● What is being asked: Produce an exact copy of all the data below, dropping every image.

● Data records:

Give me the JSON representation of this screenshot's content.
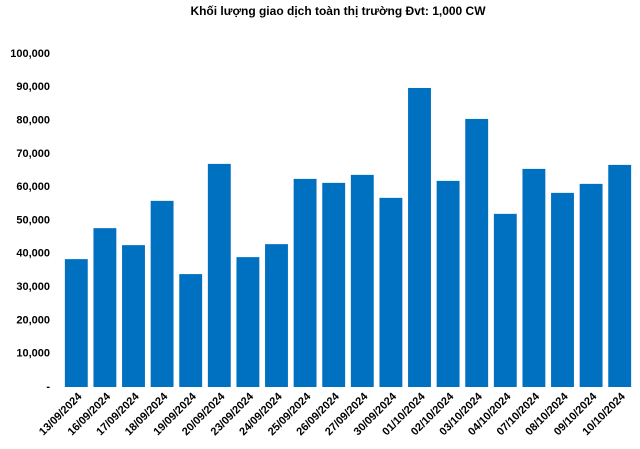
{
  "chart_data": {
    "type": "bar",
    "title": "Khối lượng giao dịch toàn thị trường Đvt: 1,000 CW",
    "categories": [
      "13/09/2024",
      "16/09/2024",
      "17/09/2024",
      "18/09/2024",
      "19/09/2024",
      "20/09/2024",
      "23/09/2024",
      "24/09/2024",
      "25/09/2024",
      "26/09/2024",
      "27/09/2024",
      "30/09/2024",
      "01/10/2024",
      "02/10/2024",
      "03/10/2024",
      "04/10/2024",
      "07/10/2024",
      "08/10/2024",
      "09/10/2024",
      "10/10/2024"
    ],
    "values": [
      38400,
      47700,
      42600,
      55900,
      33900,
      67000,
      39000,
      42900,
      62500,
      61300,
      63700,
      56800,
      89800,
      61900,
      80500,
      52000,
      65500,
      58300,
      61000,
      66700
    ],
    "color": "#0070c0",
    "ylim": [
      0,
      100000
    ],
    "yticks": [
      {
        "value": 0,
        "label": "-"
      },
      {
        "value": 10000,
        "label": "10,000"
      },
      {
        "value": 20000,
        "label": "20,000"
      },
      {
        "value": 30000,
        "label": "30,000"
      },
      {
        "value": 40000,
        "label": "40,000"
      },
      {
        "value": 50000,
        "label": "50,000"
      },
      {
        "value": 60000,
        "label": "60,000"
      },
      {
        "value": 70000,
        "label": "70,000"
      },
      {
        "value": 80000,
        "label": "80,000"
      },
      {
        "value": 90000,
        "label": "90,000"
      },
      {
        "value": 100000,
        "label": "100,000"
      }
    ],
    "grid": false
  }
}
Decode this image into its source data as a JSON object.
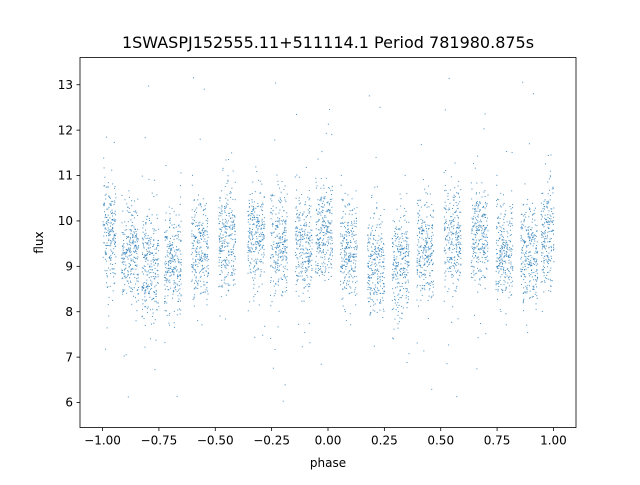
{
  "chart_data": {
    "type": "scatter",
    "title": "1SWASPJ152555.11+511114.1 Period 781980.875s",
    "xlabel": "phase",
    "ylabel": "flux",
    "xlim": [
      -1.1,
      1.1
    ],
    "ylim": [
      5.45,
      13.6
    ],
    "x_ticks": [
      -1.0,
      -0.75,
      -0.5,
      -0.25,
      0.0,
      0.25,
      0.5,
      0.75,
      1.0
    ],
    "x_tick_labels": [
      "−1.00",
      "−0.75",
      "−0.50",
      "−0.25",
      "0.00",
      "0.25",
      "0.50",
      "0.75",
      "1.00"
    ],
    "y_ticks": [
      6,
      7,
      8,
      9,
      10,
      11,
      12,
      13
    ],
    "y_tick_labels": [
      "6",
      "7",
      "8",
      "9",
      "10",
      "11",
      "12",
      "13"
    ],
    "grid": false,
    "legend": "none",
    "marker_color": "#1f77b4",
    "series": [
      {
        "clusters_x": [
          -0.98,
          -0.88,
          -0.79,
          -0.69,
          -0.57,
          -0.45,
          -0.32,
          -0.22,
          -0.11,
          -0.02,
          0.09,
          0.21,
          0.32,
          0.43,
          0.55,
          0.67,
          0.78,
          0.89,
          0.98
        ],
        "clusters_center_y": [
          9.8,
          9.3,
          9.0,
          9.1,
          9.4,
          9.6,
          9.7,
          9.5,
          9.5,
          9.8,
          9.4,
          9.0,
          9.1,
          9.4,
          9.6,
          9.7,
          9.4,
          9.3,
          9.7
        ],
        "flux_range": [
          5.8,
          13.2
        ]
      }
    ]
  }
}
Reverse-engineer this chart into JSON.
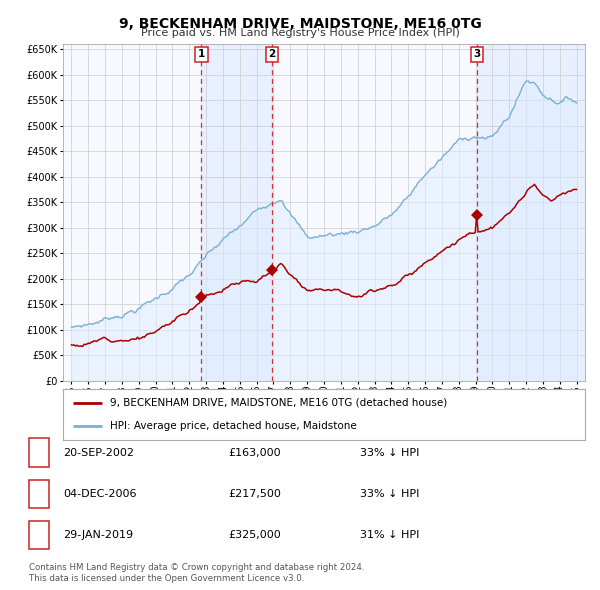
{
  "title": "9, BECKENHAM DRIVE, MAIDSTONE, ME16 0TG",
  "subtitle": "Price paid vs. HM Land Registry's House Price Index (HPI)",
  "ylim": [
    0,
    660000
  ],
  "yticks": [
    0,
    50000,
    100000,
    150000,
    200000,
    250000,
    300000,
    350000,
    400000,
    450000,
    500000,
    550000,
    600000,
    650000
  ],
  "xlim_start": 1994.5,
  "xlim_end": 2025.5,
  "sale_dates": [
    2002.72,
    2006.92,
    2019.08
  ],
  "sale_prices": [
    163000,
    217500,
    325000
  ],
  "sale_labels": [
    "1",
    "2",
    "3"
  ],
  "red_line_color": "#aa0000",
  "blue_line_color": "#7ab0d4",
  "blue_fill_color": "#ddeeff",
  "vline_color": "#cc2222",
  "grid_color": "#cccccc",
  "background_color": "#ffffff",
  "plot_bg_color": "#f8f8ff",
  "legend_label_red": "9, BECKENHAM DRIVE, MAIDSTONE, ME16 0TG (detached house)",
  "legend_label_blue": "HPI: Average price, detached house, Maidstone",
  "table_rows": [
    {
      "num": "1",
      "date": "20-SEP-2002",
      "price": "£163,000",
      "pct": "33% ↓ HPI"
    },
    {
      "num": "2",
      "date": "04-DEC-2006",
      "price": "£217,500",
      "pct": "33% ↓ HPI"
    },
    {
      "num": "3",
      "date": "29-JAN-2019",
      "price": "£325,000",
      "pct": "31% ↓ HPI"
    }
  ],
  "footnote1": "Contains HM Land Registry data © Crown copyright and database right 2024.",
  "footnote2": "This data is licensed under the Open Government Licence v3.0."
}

● Complete answer:
Give me the JSON representation of this screenshot's content.
{
  "chart_data": {
    "type": "bar",
    "title": "Khối lượng giao dịch toàn thị trường Đvt: 1,000 CW",
    "categories": [
      "13/09/2024",
      "16/09/2024",
      "17/09/2024",
      "18/09/2024",
      "19/09/2024",
      "20/09/2024",
      "23/09/2024",
      "24/09/2024",
      "25/09/2024",
      "26/09/2024",
      "27/09/2024",
      "30/09/2024",
      "01/10/2024",
      "02/10/2024",
      "03/10/2024",
      "04/10/2024",
      "07/10/2024",
      "08/10/2024",
      "09/10/2024",
      "10/10/2024"
    ],
    "values": [
      38400,
      47700,
      42600,
      55900,
      33900,
      67000,
      39000,
      42900,
      62500,
      61300,
      63700,
      56800,
      89800,
      61900,
      80500,
      52000,
      65500,
      58300,
      61000,
      66700
    ],
    "color": "#0070c0",
    "ylim": [
      0,
      100000
    ],
    "yticks": [
      {
        "value": 0,
        "label": "-"
      },
      {
        "value": 10000,
        "label": "10,000"
      },
      {
        "value": 20000,
        "label": "20,000"
      },
      {
        "value": 30000,
        "label": "30,000"
      },
      {
        "value": 40000,
        "label": "40,000"
      },
      {
        "value": 50000,
        "label": "50,000"
      },
      {
        "value": 60000,
        "label": "60,000"
      },
      {
        "value": 70000,
        "label": "70,000"
      },
      {
        "value": 80000,
        "label": "80,000"
      },
      {
        "value": 90000,
        "label": "90,000"
      },
      {
        "value": 100000,
        "label": "100,000"
      }
    ],
    "grid": false
  }
}
Decode this image into its source data as a JSON object.
{
  "chart_data": {
    "type": "scatter",
    "title": "1SWASPJ152555.11+511114.1 Period 781980.875s",
    "xlabel": "phase",
    "ylabel": "flux",
    "xlim": [
      -1.1,
      1.1
    ],
    "ylim": [
      5.45,
      13.6
    ],
    "x_ticks": [
      -1.0,
      -0.75,
      -0.5,
      -0.25,
      0.0,
      0.25,
      0.5,
      0.75,
      1.0
    ],
    "x_tick_labels": [
      "−1.00",
      "−0.75",
      "−0.50",
      "−0.25",
      "0.00",
      "0.25",
      "0.50",
      "0.75",
      "1.00"
    ],
    "y_ticks": [
      6,
      7,
      8,
      9,
      10,
      11,
      12,
      13
    ],
    "y_tick_labels": [
      "6",
      "7",
      "8",
      "9",
      "10",
      "11",
      "12",
      "13"
    ],
    "grid": false,
    "legend": "none",
    "marker_color": "#1f77b4",
    "series": [
      {
        "clusters_x": [
          -0.98,
          -0.88,
          -0.79,
          -0.69,
          -0.57,
          -0.45,
          -0.32,
          -0.22,
          -0.11,
          -0.02,
          0.09,
          0.21,
          0.32,
          0.43,
          0.55,
          0.67,
          0.78,
          0.89,
          0.98
        ],
        "clusters_center_y": [
          9.8,
          9.3,
          9.0,
          9.1,
          9.4,
          9.6,
          9.7,
          9.5,
          9.5,
          9.8,
          9.4,
          9.0,
          9.1,
          9.4,
          9.6,
          9.7,
          9.4,
          9.3,
          9.7
        ],
        "flux_range": [
          5.8,
          13.2
        ]
      }
    ]
  }
}
Reverse-engineer this chart into JSON.
{
  "title": "9, BECKENHAM DRIVE, MAIDSTONE, ME16 0TG",
  "subtitle": "Price paid vs. HM Land Registry's House Price Index (HPI)",
  "ylim": [
    0,
    660000
  ],
  "yticks": [
    0,
    50000,
    100000,
    150000,
    200000,
    250000,
    300000,
    350000,
    400000,
    450000,
    500000,
    550000,
    600000,
    650000
  ],
  "xlim_start": 1994.5,
  "xlim_end": 2025.5,
  "sale_dates": [
    2002.72,
    2006.92,
    2019.08
  ],
  "sale_prices": [
    163000,
    217500,
    325000
  ],
  "sale_labels": [
    "1",
    "2",
    "3"
  ],
  "red_line_color": "#aa0000",
  "blue_line_color": "#7ab0d4",
  "blue_fill_color": "#ddeeff",
  "vline_color": "#cc2222",
  "grid_color": "#cccccc",
  "background_color": "#ffffff",
  "plot_bg_color": "#f8f8ff",
  "legend_label_red": "9, BECKENHAM DRIVE, MAIDSTONE, ME16 0TG (detached house)",
  "legend_label_blue": "HPI: Average price, detached house, Maidstone",
  "table_rows": [
    {
      "num": "1",
      "date": "20-SEP-2002",
      "price": "£163,000",
      "pct": "33% ↓ HPI"
    },
    {
      "num": "2",
      "date": "04-DEC-2006",
      "price": "£217,500",
      "pct": "33% ↓ HPI"
    },
    {
      "num": "3",
      "date": "29-JAN-2019",
      "price": "£325,000",
      "pct": "31% ↓ HPI"
    }
  ],
  "footnote1": "Contains HM Land Registry data © Crown copyright and database right 2024.",
  "footnote2": "This data is licensed under the Open Government Licence v3.0."
}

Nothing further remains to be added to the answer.